- Source extract
[Start of Attachment]
Well, we are at the solar maximum now, and that's actually one of the big mysteries when it's predicting how strong the solar cycle will be. That's one of the big things that we now we are trying to understand, but it's not really an easy at all. So we need some new missions to help us understand what is going on in the interior of the sun itself and observe the sun for a long time from different viewpoints
to come to terms, how the magnetic fields form in the solar interior and how they rise to the surface, and what is the source of their cyclic nature. And if you think of it, Parker Solar Probe is flying through original space that we never visited before. And whatever measurement we make there might actually carry with it a potential discovery for us.
[End of Attachment]
- Source information
[Start of Attachment]
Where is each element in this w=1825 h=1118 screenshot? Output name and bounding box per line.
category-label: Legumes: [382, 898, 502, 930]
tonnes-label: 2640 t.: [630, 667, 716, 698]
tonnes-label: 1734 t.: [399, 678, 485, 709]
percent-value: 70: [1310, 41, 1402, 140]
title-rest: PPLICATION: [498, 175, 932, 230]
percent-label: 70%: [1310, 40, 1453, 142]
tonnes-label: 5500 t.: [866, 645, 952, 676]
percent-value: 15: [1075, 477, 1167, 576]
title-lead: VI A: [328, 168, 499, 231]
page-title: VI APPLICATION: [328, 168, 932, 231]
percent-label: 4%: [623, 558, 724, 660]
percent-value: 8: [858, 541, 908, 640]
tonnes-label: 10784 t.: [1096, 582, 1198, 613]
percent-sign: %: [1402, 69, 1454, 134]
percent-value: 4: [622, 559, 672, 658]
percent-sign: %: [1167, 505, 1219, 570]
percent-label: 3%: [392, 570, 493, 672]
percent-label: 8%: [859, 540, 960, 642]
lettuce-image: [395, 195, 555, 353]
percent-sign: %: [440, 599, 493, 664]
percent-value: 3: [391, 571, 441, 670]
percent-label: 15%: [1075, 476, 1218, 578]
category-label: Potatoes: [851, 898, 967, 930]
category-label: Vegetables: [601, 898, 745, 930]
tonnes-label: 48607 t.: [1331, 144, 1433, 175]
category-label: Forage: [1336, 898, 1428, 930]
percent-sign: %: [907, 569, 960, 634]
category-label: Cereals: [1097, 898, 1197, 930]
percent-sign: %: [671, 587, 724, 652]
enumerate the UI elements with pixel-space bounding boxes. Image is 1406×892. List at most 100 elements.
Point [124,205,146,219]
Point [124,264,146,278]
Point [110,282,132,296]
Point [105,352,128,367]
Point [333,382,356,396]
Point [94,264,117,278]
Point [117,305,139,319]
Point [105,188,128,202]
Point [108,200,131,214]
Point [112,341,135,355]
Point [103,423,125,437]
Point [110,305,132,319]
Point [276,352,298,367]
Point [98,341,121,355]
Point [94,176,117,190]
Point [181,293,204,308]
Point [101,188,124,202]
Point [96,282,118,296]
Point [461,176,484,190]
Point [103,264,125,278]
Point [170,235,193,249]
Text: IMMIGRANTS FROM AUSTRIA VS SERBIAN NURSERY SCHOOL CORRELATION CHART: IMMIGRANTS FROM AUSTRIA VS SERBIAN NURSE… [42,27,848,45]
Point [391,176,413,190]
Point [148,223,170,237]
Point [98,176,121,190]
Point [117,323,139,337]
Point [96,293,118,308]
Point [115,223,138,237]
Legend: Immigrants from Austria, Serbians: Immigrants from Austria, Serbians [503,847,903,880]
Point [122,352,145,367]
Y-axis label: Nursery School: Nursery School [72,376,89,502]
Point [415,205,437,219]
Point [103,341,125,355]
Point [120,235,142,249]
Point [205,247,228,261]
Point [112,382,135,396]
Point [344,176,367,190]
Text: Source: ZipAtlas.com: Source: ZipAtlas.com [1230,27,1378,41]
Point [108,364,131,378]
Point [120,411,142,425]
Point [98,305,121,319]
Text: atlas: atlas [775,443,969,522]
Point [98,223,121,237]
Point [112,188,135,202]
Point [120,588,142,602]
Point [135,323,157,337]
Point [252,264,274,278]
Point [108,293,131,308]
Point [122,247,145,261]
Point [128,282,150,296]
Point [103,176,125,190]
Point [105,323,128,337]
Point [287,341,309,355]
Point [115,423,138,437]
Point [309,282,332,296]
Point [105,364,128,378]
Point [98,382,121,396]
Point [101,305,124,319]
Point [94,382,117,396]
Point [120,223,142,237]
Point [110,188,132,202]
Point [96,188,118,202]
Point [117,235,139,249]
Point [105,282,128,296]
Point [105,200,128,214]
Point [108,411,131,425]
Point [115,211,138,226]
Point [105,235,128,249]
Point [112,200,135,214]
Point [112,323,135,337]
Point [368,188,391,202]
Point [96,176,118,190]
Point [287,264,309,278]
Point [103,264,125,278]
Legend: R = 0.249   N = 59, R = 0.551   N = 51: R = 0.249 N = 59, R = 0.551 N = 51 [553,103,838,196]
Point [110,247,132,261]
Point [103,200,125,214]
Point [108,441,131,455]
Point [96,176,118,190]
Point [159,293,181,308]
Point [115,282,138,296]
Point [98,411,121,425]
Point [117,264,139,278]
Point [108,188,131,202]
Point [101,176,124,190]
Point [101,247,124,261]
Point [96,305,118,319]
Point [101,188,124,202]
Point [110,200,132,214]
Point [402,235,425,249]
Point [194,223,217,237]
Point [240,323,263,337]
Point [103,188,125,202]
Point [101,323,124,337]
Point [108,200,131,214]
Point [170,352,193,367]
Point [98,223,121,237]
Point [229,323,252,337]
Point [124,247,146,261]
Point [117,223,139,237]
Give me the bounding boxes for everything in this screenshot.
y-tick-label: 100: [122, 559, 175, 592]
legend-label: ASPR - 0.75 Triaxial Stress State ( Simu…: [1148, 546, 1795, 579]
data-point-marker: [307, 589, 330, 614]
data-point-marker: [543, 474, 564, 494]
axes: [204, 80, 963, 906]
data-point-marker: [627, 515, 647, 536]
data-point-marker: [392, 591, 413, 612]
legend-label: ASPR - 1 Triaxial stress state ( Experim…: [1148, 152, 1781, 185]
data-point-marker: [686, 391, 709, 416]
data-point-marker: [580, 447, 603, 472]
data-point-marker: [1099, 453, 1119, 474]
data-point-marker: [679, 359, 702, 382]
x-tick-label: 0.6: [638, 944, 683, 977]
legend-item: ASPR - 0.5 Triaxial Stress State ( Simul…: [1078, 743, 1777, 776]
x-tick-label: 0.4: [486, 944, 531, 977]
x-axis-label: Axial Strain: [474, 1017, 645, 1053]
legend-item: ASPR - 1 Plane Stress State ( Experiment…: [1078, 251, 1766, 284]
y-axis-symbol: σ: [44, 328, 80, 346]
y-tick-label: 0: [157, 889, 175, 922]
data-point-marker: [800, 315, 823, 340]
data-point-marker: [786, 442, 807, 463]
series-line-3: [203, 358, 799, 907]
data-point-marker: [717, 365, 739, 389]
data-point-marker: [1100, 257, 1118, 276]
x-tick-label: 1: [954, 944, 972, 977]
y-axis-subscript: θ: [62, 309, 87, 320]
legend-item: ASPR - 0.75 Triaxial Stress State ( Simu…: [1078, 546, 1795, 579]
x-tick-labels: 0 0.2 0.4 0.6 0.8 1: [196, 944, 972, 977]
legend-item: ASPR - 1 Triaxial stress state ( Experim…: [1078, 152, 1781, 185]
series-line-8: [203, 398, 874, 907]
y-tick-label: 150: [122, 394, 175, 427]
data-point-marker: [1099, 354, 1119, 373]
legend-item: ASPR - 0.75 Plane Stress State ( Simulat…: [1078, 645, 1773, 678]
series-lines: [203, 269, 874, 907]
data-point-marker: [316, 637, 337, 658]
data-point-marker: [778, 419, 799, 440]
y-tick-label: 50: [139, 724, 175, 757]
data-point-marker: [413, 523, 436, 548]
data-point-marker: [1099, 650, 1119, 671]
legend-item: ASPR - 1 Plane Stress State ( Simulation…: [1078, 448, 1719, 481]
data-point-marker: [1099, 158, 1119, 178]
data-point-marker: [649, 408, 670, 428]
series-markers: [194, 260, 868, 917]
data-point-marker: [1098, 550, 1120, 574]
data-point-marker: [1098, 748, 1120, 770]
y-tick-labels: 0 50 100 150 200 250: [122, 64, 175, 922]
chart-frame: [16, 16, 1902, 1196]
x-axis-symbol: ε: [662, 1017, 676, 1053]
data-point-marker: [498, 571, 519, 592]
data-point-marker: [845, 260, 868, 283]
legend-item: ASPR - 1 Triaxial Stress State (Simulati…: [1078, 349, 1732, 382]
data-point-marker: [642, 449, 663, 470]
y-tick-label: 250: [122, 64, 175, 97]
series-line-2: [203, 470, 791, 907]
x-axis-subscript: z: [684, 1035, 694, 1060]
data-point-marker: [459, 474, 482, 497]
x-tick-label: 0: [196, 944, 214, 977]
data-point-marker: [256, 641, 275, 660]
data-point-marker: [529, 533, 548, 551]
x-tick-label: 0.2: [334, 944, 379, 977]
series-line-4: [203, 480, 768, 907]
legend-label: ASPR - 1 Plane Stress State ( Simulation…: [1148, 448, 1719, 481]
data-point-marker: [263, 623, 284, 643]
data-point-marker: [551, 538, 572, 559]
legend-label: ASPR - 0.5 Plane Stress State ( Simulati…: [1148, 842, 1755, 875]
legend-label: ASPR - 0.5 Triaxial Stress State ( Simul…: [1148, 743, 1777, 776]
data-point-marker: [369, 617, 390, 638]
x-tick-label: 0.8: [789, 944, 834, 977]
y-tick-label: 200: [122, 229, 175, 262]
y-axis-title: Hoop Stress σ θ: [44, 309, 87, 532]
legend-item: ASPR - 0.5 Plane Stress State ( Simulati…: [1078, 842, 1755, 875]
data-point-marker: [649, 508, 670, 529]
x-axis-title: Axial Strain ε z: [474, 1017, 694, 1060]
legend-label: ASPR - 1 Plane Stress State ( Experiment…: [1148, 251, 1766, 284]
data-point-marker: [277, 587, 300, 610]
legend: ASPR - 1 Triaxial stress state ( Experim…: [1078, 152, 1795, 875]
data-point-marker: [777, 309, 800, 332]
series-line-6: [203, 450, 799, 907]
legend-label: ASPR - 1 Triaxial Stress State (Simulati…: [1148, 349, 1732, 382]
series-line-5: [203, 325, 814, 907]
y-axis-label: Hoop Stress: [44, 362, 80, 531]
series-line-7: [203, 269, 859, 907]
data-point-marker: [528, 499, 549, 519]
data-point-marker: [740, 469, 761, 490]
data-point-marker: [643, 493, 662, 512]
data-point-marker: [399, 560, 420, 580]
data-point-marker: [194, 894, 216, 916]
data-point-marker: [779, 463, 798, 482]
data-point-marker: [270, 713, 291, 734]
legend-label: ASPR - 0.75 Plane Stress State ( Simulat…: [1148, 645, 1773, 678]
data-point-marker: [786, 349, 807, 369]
[End of Attachment]
- What you need to do
**a)** Answer these questions from the solar cycle passage:
(i) According to the passage, what point in the solar cycle has the sun reached now?
(ii) From what does the passage say the sun should be observed for a long time?
(iii) What might any measurement made by Parker Solar Probe carry with it?
**b)** Reproduce the section of the solar cycle passage starting with "Well, we are" and going on through "discovery for us.".

- Solutions in order
**a)**
(i) The solar maximum.
(ii) From different viewpoints.
(iii) A potential discovery.

**b)**
Well, we are at the solar maximum now, and that's actually one of the big mysteries when it's predicting how strong the solar cycle will be. That's one of the big things that we now we are trying to understand, but it's not really an easy at all. So we need some new missions to help us understand what is going on in the interior of the sun itself and observe the sun for a long time from different viewpoints
to come to terms, how the magnetic fields form in the solar interior and how they rise to the surface, and what is the source of their cyclic nature. And if you think of it, Parker Solar Probe is flying through original space that we never visited before. And whatever measurement we make there might actually carry with it a potential discovery for us.